▶ _Exercise_
Print verbatim every line starting at the one that contains "Parse this screenshot: output" and ending at the final line of the records; include both endpoints.

(Extracted records)
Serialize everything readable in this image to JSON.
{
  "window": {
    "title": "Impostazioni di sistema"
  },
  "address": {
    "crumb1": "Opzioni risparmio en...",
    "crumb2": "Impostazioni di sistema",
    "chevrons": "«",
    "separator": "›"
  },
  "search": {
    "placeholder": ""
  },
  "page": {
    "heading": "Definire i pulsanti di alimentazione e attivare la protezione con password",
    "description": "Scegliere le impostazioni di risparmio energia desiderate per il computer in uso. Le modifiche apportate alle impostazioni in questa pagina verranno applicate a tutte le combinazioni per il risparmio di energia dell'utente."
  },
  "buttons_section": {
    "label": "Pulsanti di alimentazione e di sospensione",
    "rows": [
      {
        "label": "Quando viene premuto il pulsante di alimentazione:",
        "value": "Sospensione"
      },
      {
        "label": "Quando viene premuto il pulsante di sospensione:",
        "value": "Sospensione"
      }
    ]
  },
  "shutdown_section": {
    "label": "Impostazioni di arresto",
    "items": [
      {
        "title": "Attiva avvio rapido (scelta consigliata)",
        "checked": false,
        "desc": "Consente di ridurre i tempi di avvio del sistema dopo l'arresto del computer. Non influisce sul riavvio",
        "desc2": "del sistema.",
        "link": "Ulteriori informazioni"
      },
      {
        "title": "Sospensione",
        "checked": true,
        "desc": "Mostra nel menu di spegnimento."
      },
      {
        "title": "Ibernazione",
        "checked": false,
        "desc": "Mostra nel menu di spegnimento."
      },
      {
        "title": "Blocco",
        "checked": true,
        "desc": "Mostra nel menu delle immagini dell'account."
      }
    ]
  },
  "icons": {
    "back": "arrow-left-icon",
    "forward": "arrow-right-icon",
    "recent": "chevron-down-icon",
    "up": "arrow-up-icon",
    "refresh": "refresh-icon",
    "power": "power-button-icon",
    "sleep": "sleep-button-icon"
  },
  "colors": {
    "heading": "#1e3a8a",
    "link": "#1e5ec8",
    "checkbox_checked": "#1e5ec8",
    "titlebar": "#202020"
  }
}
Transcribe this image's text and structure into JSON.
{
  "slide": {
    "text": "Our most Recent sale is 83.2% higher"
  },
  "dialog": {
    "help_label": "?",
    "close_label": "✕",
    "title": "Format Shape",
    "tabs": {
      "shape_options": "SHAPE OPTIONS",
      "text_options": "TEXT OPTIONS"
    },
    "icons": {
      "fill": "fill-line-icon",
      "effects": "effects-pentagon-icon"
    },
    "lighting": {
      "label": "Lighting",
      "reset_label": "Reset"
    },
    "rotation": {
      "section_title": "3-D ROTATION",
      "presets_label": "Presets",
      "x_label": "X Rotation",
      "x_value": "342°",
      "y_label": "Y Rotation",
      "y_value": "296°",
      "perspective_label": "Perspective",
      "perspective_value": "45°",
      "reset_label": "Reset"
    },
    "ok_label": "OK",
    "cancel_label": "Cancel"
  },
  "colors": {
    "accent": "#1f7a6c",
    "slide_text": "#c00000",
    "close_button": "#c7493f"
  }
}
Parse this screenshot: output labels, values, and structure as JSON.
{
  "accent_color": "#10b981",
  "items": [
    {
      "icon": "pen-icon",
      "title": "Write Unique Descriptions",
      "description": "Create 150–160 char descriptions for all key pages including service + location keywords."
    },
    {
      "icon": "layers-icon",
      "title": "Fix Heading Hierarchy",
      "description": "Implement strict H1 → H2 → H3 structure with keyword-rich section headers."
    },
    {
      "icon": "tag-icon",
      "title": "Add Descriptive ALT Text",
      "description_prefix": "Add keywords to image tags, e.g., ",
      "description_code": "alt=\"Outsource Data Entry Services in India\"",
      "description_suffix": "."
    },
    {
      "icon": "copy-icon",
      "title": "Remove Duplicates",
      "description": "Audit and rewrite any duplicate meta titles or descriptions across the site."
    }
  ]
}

▶ _Result of the task_
Parse this screenshot: output labels, values, and structure as JSON.
{
  "accent_color": "#10b981",
  "items": [
    {
      "icon": "pen-icon",
      "title": "Write Unique Descriptions",
      "description": "Create 150–160 char descriptions for all key pages including service + location keywords."
    },
    {
      "icon": "layers-icon",
      "title": "Fix Heading Hierarchy",
      "description": "Implement strict H1 → H2 → H3 structure with keyword-rich section headers."
    },
    {
      "icon": "tag-icon",
      "title": "Add Descriptive ALT Text",
      "description_prefix": "Add keywords to image tags, e.g., ",
      "description_code": "alt=\"Outsource Data Entry Services in India\"",
      "description_suffix": "."
    },
    {
      "icon": "copy-icon",
      "title": "Remove Duplicates",
      "description": "Audit and rewrite any duplicate meta titles or descriptions across the site."
    }
  ]
}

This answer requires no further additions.